**Problem description**
From the entries that follow, extract each line holding the string "özeniň".

(Records from a data source)

○ ○ ○ ○ ○

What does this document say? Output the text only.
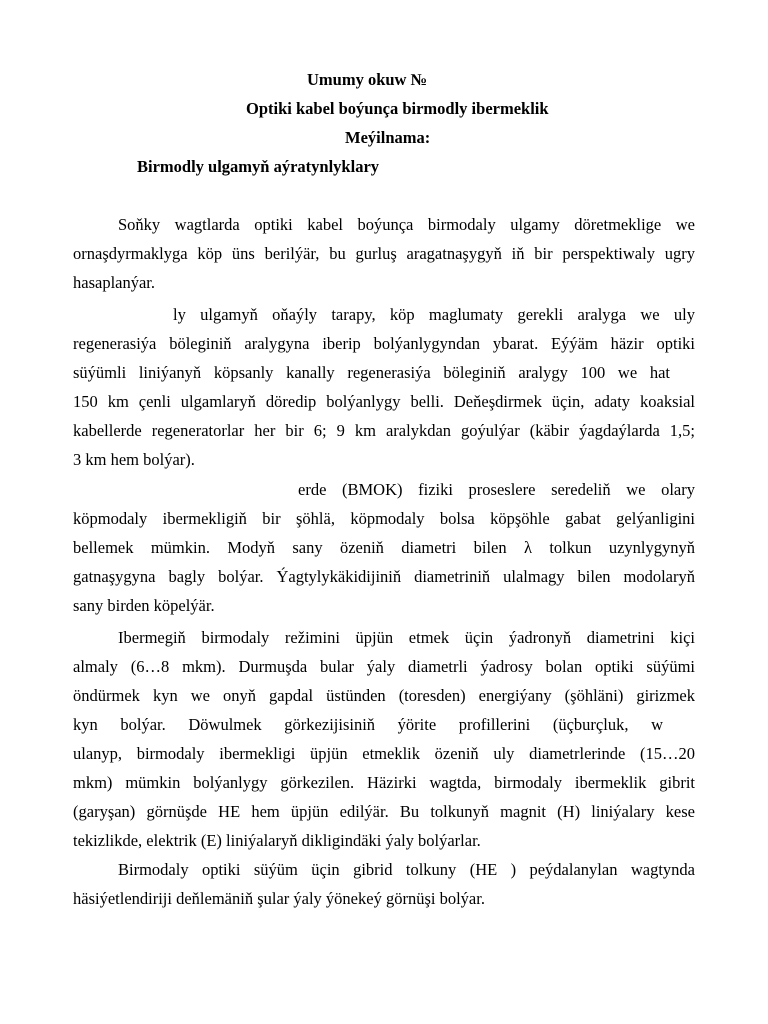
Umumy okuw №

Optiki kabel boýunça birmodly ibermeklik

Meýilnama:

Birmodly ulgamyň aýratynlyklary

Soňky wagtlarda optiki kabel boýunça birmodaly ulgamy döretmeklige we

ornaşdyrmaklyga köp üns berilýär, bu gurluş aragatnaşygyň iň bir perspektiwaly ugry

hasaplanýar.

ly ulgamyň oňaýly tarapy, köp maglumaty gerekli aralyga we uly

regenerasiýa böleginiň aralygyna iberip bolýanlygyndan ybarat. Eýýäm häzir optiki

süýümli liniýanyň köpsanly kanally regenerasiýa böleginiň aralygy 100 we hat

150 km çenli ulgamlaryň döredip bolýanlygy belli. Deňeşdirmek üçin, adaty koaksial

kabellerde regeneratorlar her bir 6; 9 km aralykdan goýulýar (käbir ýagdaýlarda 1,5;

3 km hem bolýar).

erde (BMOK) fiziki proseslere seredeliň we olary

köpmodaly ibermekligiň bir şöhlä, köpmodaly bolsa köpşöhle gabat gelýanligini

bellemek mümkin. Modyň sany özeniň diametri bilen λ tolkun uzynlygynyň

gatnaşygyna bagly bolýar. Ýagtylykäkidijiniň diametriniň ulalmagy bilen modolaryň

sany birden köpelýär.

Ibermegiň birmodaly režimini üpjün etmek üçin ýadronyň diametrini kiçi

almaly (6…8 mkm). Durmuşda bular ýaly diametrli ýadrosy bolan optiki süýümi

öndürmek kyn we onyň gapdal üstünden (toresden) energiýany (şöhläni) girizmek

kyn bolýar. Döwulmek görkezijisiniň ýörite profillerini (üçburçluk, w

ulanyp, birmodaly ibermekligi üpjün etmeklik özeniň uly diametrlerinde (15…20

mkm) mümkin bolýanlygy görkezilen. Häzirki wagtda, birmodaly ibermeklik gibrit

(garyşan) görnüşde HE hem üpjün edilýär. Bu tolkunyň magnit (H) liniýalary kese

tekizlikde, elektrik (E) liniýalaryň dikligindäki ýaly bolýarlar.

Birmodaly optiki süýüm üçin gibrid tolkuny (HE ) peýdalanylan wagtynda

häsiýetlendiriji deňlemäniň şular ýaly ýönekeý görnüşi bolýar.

○ ○ ○ ○ ○

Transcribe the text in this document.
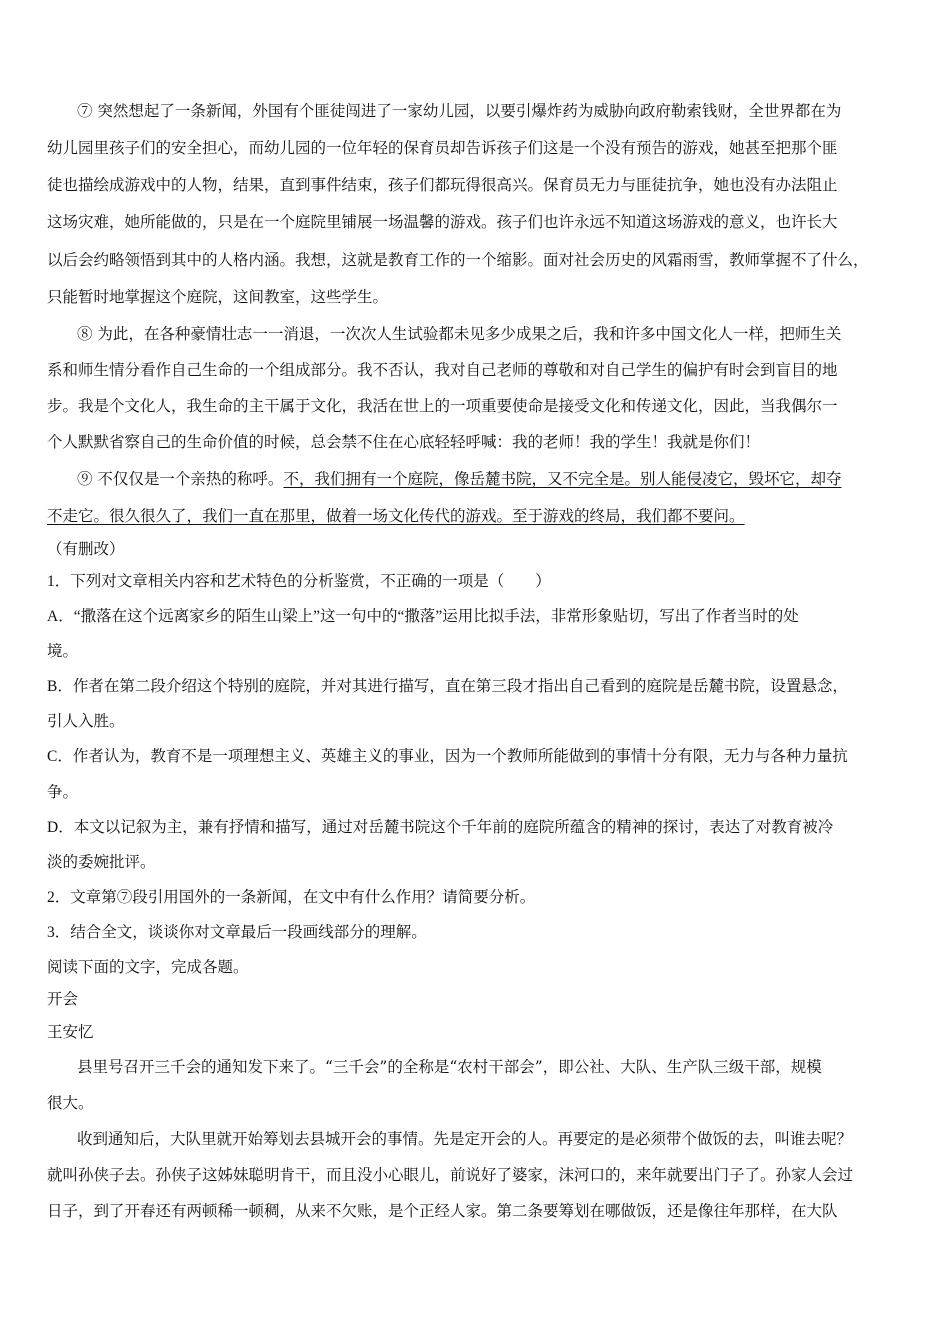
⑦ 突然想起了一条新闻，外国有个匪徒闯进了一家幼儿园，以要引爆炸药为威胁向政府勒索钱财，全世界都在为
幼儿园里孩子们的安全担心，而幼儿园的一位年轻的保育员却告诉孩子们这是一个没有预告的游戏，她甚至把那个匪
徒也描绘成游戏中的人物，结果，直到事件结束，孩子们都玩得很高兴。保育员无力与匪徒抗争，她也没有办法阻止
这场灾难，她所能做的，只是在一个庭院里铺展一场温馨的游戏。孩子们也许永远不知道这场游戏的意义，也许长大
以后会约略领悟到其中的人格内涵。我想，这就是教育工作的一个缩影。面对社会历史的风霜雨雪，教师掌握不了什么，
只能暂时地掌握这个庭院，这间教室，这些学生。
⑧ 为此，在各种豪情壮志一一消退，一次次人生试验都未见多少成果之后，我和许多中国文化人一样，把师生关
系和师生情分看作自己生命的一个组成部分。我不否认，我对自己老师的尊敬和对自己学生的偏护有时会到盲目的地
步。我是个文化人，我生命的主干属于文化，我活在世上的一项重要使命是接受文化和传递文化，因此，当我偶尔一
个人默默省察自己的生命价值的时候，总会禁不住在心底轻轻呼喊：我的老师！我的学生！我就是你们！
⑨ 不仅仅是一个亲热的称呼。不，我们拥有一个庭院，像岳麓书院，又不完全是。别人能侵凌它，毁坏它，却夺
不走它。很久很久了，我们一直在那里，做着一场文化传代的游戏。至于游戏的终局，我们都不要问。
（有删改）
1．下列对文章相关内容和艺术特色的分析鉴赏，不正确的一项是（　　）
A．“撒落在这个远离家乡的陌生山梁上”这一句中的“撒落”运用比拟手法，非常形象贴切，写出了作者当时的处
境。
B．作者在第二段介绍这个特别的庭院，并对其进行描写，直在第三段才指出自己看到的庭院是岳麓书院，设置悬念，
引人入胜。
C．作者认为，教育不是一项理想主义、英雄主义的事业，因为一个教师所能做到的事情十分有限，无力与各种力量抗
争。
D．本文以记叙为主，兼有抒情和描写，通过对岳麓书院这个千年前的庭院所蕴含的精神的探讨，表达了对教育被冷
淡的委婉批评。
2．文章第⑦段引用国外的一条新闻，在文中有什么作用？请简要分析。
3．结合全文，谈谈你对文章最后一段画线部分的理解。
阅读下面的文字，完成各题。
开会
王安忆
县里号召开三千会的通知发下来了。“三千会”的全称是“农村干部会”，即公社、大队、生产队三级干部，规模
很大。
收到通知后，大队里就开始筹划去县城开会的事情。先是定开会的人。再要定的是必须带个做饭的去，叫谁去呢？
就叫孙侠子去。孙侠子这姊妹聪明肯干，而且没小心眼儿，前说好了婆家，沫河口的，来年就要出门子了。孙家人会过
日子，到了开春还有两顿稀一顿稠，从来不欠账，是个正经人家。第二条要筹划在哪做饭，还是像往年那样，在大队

○ ○ ○ ○ ○

**Solution to the problem**
bellemek mümkin. Modyň sany özeniň diametri bilen λ tolkun uzynlygynyň
ulanyp, birmodaly ibermekligi üpjün etmeklik özeniň uly diametrlerinde (15…20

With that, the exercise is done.